Available records:
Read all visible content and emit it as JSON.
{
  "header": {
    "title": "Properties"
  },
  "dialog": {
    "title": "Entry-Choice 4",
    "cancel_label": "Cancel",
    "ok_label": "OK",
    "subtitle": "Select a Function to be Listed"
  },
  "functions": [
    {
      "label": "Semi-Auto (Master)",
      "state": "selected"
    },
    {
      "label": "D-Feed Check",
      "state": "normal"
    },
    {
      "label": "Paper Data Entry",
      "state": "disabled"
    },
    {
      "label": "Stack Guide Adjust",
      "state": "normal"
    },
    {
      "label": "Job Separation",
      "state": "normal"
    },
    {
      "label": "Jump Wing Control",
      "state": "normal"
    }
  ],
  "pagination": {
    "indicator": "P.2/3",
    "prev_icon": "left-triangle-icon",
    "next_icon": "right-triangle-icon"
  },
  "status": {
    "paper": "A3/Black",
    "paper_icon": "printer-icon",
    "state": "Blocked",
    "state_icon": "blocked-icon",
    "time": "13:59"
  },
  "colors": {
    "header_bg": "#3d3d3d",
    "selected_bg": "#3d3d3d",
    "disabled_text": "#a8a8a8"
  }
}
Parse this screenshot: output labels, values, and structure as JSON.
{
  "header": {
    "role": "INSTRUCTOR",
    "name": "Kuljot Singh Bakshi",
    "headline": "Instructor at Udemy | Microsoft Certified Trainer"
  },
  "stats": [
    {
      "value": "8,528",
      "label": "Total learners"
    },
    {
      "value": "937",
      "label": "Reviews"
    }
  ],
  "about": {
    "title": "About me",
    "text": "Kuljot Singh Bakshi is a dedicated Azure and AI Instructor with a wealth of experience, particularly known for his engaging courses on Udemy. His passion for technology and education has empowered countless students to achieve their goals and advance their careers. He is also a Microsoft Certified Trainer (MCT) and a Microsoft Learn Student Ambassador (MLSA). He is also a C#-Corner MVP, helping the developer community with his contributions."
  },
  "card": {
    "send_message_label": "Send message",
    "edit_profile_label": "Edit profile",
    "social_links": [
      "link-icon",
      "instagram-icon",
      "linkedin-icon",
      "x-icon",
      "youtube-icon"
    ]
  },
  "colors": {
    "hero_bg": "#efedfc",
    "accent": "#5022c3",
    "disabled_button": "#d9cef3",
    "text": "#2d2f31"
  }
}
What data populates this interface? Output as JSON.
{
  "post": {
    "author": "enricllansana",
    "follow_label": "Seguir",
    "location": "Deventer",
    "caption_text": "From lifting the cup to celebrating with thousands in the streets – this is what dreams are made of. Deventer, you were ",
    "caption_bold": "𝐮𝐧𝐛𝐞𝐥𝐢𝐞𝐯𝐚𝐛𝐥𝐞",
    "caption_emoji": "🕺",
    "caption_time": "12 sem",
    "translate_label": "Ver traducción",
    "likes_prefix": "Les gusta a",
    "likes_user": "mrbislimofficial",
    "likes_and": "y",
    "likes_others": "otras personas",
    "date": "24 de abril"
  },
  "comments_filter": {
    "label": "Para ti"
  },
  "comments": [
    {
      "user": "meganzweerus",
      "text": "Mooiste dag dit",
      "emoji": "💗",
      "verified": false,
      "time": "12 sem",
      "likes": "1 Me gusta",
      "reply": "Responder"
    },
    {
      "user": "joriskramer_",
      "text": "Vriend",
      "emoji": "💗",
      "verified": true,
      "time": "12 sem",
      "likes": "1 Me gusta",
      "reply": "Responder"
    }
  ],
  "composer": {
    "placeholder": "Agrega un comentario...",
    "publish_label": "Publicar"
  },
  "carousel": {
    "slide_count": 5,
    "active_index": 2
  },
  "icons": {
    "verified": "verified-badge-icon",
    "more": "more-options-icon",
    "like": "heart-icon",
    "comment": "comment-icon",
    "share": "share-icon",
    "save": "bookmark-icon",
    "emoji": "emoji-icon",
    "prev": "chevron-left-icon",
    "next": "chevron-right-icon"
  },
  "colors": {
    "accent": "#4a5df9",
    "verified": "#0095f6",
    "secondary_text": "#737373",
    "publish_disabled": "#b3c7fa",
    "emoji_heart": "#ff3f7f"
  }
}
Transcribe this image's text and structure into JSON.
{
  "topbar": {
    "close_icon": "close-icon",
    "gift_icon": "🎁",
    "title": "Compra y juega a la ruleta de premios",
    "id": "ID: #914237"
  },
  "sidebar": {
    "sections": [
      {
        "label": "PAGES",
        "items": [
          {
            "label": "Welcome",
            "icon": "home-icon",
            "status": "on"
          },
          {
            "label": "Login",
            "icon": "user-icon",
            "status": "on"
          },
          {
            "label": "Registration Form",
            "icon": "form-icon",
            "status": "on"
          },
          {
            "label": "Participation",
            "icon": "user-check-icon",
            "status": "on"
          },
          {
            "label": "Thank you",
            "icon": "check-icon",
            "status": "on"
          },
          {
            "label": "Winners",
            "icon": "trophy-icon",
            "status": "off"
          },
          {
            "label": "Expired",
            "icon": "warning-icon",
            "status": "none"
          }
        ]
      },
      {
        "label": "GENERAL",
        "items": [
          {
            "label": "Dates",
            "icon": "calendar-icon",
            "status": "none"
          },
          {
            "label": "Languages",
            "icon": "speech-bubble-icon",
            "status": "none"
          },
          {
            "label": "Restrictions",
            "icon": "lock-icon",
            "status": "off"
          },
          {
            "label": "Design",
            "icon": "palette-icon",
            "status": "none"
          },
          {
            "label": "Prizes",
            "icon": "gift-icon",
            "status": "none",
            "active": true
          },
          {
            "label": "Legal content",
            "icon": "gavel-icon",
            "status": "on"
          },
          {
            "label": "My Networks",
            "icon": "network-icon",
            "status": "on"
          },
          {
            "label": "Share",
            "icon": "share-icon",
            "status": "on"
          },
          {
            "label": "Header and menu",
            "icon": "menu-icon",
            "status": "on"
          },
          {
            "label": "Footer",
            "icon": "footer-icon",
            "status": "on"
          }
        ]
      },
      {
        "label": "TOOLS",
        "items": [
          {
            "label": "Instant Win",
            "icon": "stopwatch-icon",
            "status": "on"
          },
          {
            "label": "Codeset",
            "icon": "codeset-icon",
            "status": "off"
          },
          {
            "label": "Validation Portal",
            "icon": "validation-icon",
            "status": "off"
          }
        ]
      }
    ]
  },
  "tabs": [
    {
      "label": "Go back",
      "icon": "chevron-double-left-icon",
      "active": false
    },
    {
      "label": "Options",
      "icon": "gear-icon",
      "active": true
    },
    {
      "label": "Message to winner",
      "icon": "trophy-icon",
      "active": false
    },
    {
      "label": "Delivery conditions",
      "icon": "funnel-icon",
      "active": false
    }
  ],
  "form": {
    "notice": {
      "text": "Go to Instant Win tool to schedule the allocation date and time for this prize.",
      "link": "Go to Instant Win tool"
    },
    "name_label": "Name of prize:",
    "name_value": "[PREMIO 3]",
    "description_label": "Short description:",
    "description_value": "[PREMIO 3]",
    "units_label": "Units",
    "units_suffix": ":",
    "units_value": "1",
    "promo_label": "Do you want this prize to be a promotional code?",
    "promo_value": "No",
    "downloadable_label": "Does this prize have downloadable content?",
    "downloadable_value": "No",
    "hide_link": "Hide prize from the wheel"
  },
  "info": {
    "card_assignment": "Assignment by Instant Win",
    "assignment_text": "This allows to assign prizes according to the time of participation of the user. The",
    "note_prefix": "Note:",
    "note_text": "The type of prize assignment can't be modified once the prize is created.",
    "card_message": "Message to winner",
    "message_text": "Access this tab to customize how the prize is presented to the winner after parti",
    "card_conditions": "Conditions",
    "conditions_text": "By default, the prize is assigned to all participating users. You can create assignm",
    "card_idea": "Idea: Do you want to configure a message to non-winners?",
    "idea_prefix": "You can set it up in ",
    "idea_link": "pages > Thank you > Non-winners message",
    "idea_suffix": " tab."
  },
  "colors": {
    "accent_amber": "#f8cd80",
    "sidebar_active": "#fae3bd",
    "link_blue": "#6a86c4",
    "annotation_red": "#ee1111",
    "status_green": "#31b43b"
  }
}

To be done: Track down every line of the material containing the string "verified", and copy it.

Exercise solution:
      "verified": false,
      "verified": true,
    "verified": "verified-badge-icon",
    "verified": "#0095f6",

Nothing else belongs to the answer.